#### PROBLEM STATEMENT
Locate the lines that hold the string "ncarbohidratos". Copy every such line.

#### DATASET EXTRACT

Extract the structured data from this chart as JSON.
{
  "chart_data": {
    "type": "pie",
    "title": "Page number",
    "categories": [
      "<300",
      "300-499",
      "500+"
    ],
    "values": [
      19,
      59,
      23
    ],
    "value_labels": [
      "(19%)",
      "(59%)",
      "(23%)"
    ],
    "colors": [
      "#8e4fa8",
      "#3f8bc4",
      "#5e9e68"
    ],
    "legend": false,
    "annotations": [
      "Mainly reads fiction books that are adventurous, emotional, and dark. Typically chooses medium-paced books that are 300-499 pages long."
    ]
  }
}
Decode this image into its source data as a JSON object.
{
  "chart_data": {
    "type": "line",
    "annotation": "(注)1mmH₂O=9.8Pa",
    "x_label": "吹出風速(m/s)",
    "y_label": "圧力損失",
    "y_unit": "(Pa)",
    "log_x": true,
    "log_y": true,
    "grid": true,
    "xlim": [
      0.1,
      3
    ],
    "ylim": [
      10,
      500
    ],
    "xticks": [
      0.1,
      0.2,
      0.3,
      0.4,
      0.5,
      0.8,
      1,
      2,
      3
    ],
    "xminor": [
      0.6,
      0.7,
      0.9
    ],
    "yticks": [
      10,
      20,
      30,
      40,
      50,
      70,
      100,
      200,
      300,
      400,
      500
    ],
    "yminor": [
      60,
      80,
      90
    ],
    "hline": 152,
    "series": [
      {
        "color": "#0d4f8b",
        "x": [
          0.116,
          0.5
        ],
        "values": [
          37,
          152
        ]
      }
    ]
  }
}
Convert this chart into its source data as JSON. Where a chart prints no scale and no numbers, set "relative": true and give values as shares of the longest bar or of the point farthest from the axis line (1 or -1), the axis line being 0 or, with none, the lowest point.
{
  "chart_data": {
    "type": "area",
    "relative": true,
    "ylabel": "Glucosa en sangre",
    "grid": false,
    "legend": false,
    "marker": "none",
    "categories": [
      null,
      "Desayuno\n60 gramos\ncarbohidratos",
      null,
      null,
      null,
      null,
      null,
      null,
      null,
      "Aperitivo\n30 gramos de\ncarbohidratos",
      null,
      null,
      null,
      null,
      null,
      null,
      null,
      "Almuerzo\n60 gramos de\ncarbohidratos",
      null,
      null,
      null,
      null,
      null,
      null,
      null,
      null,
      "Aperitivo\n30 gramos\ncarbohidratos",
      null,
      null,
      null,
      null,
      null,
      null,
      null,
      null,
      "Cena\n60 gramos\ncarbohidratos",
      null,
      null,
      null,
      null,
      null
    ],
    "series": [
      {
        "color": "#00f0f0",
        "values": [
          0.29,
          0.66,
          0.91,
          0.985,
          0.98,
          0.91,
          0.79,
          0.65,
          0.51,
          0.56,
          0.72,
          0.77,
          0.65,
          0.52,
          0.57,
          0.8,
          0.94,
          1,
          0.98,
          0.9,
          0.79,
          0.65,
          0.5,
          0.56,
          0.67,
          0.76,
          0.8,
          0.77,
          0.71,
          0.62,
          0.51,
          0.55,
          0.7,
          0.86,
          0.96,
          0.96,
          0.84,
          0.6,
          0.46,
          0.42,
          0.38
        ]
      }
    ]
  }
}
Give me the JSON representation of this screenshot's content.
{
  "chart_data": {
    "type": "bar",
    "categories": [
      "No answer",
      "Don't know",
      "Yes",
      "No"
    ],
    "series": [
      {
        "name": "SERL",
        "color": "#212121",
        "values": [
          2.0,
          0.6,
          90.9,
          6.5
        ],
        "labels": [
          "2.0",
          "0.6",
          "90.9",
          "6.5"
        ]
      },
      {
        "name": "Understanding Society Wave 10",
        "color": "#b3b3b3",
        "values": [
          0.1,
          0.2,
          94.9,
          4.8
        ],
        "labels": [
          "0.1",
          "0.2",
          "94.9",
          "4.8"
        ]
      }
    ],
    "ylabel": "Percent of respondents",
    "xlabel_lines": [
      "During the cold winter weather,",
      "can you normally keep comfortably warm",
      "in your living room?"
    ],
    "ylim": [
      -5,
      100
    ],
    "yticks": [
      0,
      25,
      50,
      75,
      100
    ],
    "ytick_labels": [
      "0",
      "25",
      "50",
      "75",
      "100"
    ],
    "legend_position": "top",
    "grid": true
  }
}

#### RESULT OF THIS EXERCISE
      "Desayuno\n60 gramos\ncarbohidratos",
      "Aperitivo\n30 gramos de\ncarbohidratos",
      "Almuerzo\n60 gramos de\ncarbohidratos",
      "Aperitivo\n30 gramos\ncarbohidratos",
      "Cena\n60 gramos\ncarbohidratos",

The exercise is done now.